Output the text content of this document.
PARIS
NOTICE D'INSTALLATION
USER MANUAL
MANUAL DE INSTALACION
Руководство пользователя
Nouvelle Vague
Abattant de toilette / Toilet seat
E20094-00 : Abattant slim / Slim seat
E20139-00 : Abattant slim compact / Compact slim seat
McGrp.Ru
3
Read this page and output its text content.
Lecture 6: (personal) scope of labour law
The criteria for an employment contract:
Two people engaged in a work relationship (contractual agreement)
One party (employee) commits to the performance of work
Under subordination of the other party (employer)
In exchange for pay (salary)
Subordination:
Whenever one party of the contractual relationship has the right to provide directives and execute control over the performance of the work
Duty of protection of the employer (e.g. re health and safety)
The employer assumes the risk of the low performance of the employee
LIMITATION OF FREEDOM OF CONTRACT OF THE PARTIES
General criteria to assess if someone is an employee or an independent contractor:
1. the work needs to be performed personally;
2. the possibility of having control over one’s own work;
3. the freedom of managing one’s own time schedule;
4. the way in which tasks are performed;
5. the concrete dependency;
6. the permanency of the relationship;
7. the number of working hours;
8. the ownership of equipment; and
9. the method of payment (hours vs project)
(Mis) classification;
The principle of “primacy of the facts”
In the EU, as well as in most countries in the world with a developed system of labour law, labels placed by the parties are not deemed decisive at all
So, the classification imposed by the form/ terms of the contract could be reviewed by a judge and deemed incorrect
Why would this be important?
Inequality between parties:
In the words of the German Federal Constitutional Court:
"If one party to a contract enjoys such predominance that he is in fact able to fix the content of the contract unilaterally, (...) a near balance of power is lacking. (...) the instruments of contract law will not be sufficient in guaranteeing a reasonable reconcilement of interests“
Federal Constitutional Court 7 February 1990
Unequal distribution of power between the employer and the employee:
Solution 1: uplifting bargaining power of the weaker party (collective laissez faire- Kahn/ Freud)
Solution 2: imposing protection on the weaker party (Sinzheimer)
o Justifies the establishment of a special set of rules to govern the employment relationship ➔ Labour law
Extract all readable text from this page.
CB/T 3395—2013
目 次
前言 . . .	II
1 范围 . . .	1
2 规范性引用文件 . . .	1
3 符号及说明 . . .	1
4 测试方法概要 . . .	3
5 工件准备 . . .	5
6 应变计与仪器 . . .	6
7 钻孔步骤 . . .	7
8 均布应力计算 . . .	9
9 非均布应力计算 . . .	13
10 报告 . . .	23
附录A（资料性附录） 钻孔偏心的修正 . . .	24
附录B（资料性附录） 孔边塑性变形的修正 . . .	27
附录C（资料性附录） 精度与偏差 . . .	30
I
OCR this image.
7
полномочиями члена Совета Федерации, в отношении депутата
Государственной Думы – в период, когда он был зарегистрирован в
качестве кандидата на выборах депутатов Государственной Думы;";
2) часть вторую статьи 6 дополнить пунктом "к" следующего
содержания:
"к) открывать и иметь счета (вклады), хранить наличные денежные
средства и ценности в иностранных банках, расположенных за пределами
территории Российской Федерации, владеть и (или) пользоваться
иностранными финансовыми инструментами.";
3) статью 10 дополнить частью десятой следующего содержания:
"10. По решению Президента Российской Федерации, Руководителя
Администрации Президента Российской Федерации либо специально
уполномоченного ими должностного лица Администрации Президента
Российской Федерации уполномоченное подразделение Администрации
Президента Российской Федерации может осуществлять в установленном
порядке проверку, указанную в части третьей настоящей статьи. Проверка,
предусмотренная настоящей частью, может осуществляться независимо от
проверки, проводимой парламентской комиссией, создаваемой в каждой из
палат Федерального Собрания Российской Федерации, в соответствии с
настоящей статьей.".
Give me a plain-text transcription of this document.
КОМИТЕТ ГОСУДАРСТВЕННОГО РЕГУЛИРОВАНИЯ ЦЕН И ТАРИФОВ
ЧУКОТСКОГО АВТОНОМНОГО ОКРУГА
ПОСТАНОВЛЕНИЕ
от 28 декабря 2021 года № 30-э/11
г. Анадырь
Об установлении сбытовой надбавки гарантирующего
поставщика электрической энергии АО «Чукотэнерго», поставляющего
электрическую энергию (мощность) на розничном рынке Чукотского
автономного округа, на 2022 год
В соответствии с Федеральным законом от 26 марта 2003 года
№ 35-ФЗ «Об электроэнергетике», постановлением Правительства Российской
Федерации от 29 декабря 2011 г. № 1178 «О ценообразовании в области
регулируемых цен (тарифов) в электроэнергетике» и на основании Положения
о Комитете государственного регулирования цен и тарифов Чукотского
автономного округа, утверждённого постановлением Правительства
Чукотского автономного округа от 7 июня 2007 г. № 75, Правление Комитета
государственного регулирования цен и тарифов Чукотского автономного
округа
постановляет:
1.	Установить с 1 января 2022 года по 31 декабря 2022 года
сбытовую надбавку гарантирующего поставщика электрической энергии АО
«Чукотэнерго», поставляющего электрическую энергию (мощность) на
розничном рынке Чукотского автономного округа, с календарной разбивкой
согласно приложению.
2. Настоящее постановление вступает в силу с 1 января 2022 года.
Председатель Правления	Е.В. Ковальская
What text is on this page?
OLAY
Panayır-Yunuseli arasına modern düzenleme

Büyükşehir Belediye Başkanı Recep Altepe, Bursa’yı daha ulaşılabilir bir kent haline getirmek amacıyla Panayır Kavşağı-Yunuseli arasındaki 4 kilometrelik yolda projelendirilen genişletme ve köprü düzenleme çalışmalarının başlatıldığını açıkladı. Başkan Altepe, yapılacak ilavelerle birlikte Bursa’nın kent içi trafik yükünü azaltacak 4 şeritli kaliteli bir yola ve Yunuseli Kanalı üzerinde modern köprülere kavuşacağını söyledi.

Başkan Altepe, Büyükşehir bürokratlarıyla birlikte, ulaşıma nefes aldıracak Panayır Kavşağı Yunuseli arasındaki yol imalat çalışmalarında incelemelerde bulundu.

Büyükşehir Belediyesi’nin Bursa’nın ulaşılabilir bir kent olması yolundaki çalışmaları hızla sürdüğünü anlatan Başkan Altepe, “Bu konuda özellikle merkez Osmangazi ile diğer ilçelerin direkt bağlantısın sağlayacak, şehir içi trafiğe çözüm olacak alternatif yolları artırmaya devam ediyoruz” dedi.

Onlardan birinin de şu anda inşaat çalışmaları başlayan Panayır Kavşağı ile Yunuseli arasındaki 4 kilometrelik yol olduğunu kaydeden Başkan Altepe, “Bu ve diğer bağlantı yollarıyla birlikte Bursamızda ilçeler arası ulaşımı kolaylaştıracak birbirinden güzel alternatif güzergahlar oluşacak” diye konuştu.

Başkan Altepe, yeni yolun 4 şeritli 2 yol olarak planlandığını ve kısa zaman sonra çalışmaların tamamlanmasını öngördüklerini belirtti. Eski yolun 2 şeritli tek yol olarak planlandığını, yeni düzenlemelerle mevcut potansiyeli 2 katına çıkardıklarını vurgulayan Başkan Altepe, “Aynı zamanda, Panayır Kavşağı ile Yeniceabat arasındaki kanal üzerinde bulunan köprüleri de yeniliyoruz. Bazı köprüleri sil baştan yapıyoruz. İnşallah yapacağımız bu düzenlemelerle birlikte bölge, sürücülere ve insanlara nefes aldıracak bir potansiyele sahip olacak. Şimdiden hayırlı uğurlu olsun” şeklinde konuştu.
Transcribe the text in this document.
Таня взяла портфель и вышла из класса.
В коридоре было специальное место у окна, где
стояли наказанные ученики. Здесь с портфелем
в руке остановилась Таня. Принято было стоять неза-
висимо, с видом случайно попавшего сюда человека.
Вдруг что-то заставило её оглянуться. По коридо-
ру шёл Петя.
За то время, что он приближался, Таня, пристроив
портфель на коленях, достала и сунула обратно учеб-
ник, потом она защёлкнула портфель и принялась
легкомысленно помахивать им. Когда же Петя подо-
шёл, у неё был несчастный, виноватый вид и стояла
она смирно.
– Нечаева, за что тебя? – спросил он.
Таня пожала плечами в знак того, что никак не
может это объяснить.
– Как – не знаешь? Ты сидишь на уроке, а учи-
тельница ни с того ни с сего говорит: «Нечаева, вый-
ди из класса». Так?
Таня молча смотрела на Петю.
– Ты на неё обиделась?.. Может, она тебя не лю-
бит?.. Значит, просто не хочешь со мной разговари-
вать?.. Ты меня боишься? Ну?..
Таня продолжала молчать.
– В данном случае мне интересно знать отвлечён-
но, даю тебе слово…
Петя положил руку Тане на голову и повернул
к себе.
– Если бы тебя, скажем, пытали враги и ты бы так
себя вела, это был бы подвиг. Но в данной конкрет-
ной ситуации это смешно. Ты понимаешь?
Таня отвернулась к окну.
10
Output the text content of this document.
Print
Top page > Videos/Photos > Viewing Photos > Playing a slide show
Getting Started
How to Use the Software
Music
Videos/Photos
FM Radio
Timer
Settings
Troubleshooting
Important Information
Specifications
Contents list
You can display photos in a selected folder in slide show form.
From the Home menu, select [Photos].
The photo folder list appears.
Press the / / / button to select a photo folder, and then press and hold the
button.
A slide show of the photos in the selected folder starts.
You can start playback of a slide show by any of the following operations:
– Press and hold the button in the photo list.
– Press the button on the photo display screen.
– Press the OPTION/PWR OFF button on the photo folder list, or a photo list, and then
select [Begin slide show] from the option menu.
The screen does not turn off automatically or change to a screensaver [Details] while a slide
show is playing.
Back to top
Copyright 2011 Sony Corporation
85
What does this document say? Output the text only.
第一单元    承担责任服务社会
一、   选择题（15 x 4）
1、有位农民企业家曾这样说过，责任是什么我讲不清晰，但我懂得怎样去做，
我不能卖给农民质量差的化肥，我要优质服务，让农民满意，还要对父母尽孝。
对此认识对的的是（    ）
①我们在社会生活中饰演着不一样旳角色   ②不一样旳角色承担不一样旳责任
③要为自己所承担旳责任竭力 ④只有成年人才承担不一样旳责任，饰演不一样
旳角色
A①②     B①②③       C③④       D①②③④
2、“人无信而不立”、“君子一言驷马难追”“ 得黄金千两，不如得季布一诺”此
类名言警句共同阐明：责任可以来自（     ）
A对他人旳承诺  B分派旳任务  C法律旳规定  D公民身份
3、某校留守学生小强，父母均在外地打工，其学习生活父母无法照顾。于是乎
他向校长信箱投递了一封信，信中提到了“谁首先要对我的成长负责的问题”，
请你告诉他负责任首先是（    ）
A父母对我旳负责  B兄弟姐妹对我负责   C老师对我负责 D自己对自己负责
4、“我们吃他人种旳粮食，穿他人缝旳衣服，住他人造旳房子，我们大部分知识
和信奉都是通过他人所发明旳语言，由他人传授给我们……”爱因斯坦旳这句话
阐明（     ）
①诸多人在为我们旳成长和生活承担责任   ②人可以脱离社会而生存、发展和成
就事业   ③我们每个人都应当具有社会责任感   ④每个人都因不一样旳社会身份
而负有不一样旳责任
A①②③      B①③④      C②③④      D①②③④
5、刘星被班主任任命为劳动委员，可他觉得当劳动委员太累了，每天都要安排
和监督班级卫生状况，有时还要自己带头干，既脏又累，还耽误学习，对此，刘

- **EXERCISE GOAL**: Tally the lines of the listing that include "What". Reply with nothing but the count.

- **COMPLETE ANSWER**: 2